Provided text |
Background
The mechanism by which various classes of medication reduce COPD exacerbation risk remains unknown. We hypothesized a correlation between reduced exacerbation risk and improvement in airway patency as measured according to FEV1.Methods
By systematic review, COPD trials were identified that reported therapeutic changes in predose FEV1 (dFEV1) and occurrence of moderate to severe exacerbations. Using meta-regression analysis, a model was generated with dFEV1 as the moderator variable and the absolute difference in exacerbation rate (RD), ratio of exacerbation rates (RRs), or hazard ratio (HR) as dependent variables.Results
The analysis of RD and RR included 119,227 patients, and the HR analysis included 73,475 patients. For every 100-mL change in predose FEV1, the HR decreased by 21% (95% CI, 17-26; P < .001; R2 = 0.85) and the absolute exacerbation rate decreased by 0.06 per patient per year (95% CI, 0.02-0.11; P = .009; R2 = 0.05), which corresponded to an RR of 0.86 (95% CI, 0.81-0.91; P < .001; R2 = 0.20). The relationship with exacerbation risk remained statistically significant across multiple subgroup analyses.Conclusions
A significant correlation between increased FEV1 and lower COPD exacerbation risk suggests that airway patency is an important mechanism responsible for this effect.

Entries shown |
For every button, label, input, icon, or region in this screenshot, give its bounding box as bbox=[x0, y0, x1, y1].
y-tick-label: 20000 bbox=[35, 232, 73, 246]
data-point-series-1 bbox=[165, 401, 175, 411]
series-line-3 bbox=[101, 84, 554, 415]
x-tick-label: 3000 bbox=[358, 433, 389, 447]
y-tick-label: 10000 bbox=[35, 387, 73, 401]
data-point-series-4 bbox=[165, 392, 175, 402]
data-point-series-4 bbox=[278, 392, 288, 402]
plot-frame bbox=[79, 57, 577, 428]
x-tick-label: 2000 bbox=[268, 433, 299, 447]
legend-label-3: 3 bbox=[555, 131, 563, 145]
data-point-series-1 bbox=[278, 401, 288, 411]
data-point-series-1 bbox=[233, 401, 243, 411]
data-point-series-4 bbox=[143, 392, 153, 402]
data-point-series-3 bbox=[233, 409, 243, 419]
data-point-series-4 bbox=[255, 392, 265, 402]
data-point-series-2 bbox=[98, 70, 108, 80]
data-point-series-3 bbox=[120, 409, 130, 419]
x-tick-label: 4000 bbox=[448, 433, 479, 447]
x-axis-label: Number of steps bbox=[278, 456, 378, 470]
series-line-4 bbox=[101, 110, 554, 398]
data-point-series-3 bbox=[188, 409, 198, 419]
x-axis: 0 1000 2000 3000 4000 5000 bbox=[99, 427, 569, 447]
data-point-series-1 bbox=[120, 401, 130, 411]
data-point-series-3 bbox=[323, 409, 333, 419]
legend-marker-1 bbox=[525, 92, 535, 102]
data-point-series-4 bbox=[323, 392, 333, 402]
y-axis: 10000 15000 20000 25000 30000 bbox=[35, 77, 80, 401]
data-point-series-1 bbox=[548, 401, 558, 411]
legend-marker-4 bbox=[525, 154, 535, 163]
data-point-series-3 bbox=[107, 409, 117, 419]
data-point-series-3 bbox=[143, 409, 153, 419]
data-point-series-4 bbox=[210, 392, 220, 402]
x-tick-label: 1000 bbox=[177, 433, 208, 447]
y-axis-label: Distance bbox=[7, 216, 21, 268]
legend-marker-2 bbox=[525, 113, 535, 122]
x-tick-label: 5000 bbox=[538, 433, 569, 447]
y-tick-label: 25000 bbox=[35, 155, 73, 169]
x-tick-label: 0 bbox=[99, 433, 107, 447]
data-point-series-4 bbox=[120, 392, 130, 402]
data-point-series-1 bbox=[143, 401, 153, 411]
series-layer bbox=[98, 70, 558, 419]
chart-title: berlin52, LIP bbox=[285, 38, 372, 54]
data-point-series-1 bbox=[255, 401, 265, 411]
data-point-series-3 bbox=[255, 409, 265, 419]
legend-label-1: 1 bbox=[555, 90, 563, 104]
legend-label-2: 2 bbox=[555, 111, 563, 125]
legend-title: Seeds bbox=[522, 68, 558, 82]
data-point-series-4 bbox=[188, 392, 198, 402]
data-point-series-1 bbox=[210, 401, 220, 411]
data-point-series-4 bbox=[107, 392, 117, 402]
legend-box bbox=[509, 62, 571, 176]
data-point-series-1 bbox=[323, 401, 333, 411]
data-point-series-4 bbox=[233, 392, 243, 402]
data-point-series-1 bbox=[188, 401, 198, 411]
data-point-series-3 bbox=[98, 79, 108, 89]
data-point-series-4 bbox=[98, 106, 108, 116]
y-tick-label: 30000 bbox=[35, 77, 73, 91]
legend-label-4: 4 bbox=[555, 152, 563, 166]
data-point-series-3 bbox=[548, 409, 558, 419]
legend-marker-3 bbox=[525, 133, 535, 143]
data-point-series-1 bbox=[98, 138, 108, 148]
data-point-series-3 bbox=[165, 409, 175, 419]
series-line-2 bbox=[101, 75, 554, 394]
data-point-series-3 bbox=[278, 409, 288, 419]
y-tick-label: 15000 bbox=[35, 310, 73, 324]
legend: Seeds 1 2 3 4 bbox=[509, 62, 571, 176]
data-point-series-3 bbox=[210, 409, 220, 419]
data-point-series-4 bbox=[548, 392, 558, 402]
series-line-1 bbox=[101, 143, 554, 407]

Tasks to perform |
(1) In the COPD exacerbation abstract, by how much did the hazard ratio decrease for every 100-mL change in predose FEV1?
(2) List every dependent variable used in the meta-regression model described in the COPD exacerbation abstract.
The records aren't needed for these tasks.

Numbered responses |
(1) It decreased by 21% (95% CI, 17-26).

(2)
- Absolute difference in exacerbation rate (RD)
- Ratio of exacerbation rates (RRs)
- Hazard ratio (HR)